▶ _REQUEST_: From the listing that follows, output everything exactly except the pictures.

────────────────

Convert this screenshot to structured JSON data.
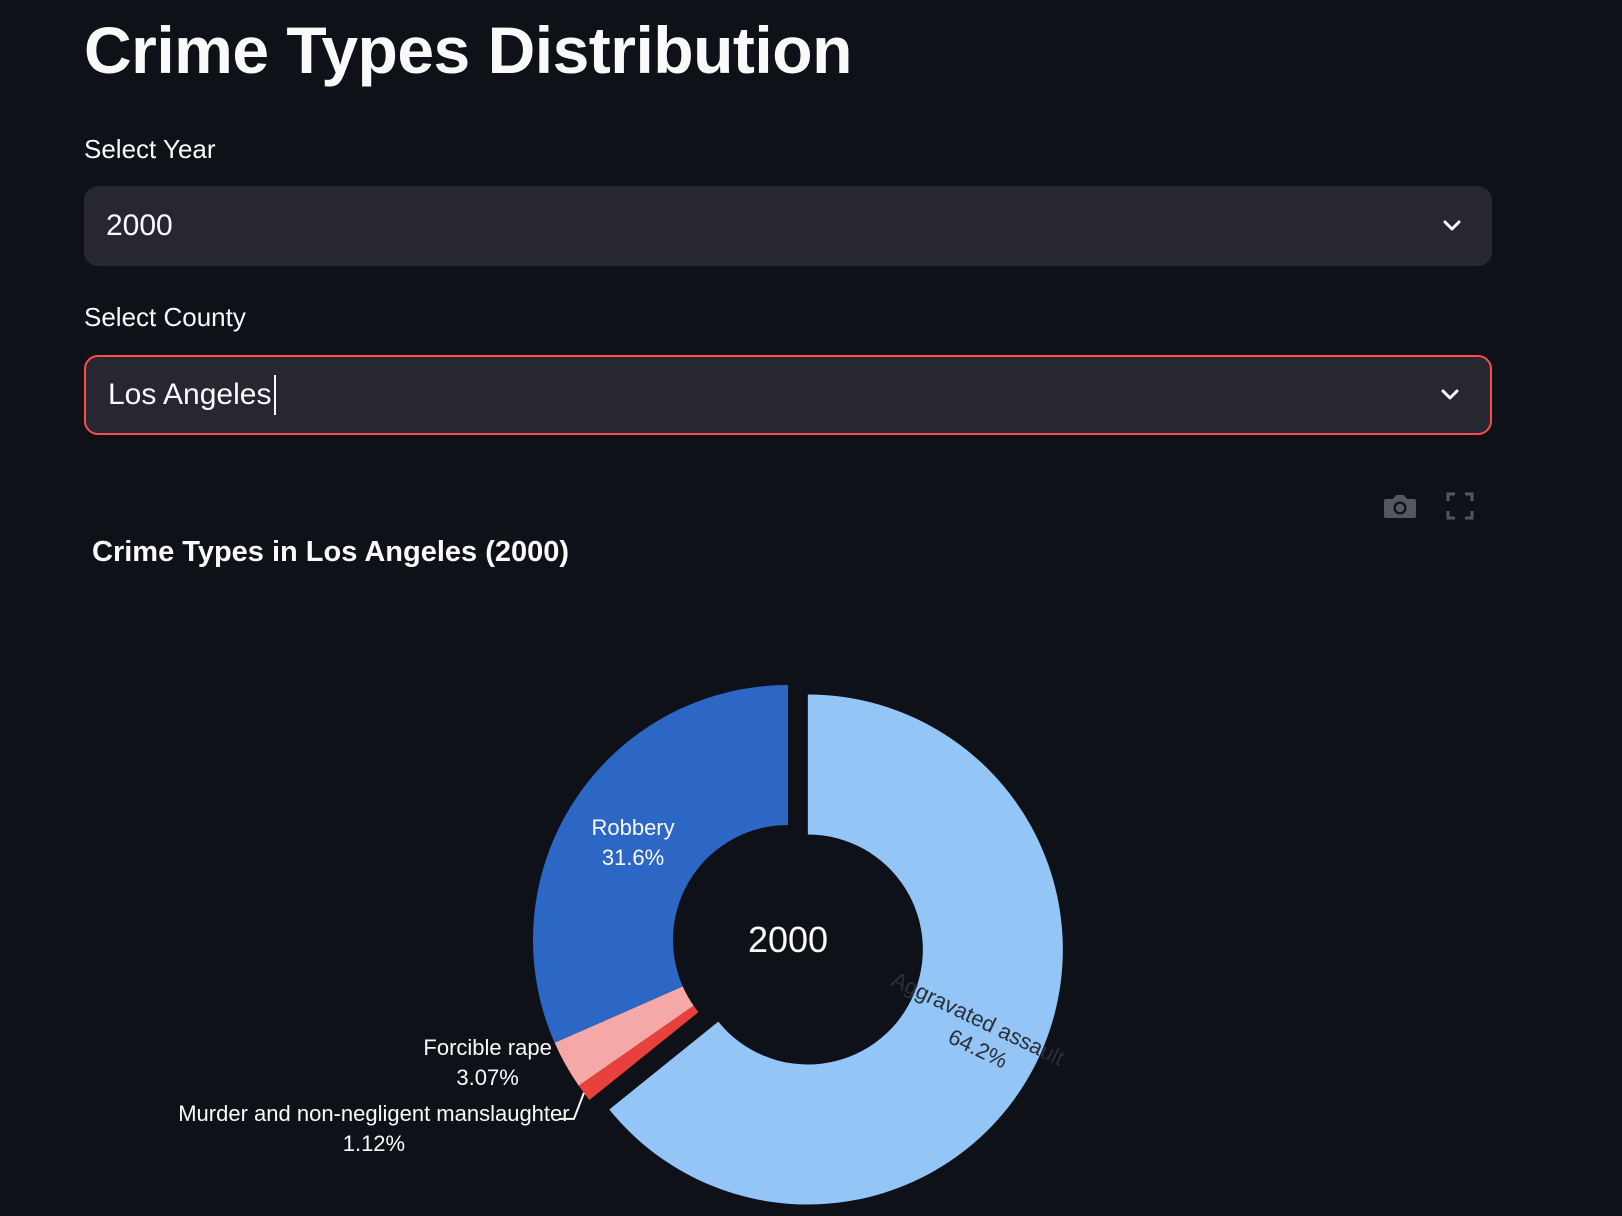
{
  "page": {
    "title": "Crime Types Distribution"
  },
  "year_select": {
    "label": "Select Year",
    "value": "2000"
  },
  "county_select": {
    "label": "Select County",
    "value": "Los Angeles"
  },
  "toolbar": {
    "camera_icon": "camera-icon",
    "fullscreen_icon": "fullscreen-icon"
  },
  "chart_data": {
    "type": "pie",
    "variant": "donut",
    "title": "Crime Types in Los Angeles (2000)",
    "center_label": "2000",
    "slices": [
      {
        "label": "Aggravated assault",
        "percent_text": "64.2%",
        "value": 64.2,
        "color": "#93c5f7",
        "text_color": "#2a2f3a"
      },
      {
        "label": "Murder and non-negligent manslaughter",
        "percent_text": "1.12%",
        "value": 1.12,
        "color": "#e8403a",
        "text_color": "#fafafa"
      },
      {
        "label": "Forcible rape",
        "percent_text": "3.07%",
        "value": 3.07,
        "color": "#f4a9a8",
        "text_color": "#fafafa"
      },
      {
        "label": "Robbery",
        "percent_text": "31.6%",
        "value": 31.6,
        "color": "#2c67c6",
        "text_color": "#fafafa"
      }
    ],
    "pulled_slice": "Aggravated assault"
  }
}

────────────────

▶ _OUTPUT OF THE TASK_:
Convert this screenshot to structured JSON data.
{
  "page": {
    "title": "Crime Types Distribution"
  },
  "year_select": {
    "label": "Select Year",
    "value": "2000"
  },
  "county_select": {
    "label": "Select County",
    "value": "Los Angeles"
  },
  "toolbar": {
    "camera_icon": "camera-icon",
    "fullscreen_icon": "fullscreen-icon"
  },
  "chart_data": {
    "type": "pie",
    "variant": "donut",
    "title": "Crime Types in Los Angeles (2000)",
    "center_label": "2000",
    "slices": [
      {
        "label": "Aggravated assault",
        "percent_text": "64.2%",
        "value": 64.2,
        "color": "#93c5f7",
        "text_color": "#2a2f3a"
      },
      {
        "label": "Murder and non-negligent manslaughter",
        "percent_text": "1.12%",
        "value": 1.12,
        "color": "#e8403a",
        "text_color": "#fafafa"
      },
      {
        "label": "Forcible rape",
        "percent_text": "3.07%",
        "value": 3.07,
        "color": "#f4a9a8",
        "text_color": "#fafafa"
      },
      {
        "label": "Robbery",
        "percent_text": "31.6%",
        "value": 31.6,
        "color": "#2c67c6",
        "text_color": "#fafafa"
      }
    ],
    "pulled_slice": "Aggravated assault"
  }
}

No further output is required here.